— Your goal —
Locate each line of the material that contains "this", then return it.

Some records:
┄┄┄┄┄┄

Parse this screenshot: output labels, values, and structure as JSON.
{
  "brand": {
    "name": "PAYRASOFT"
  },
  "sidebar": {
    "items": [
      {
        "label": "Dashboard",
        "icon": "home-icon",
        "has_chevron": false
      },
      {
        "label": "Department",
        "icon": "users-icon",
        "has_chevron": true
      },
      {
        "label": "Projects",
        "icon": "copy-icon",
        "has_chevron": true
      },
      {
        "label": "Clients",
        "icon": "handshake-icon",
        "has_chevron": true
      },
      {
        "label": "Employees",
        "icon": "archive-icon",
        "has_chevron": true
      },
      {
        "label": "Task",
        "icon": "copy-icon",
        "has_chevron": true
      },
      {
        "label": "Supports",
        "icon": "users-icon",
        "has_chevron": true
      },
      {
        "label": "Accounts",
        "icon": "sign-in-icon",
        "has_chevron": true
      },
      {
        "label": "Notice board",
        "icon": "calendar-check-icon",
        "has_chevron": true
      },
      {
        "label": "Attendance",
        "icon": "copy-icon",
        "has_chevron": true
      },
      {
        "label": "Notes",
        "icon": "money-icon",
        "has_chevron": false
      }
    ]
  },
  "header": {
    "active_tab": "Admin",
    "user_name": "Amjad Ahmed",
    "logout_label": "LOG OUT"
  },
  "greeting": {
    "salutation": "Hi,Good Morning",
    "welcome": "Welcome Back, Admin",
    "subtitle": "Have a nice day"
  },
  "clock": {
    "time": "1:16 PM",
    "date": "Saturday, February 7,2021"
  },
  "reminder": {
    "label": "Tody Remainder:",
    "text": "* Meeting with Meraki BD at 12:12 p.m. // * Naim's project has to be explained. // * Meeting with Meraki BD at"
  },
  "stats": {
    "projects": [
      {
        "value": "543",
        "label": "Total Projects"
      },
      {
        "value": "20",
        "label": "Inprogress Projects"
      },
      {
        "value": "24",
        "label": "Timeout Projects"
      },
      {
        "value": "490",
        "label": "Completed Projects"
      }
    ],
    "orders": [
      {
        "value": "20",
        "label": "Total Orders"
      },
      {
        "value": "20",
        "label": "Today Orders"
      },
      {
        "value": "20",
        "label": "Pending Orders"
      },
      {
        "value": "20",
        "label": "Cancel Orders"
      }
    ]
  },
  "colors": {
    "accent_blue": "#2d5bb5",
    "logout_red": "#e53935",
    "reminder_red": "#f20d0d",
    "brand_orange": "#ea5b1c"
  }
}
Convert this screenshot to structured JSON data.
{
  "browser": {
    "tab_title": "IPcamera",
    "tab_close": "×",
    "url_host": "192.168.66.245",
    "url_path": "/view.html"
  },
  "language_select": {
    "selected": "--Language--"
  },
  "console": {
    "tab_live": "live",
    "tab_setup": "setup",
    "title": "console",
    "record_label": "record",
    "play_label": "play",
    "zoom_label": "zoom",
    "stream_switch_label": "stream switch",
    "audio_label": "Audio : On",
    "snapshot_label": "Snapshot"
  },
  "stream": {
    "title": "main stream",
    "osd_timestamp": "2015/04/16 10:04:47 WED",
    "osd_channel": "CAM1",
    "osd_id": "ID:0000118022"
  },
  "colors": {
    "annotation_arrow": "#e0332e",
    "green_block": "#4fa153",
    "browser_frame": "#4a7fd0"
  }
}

┄┄┄┄┄┄

— Task output —
Parse this screenshot: output labels, values, and structure as JSON.
Convert this screenshot to structured JSON data.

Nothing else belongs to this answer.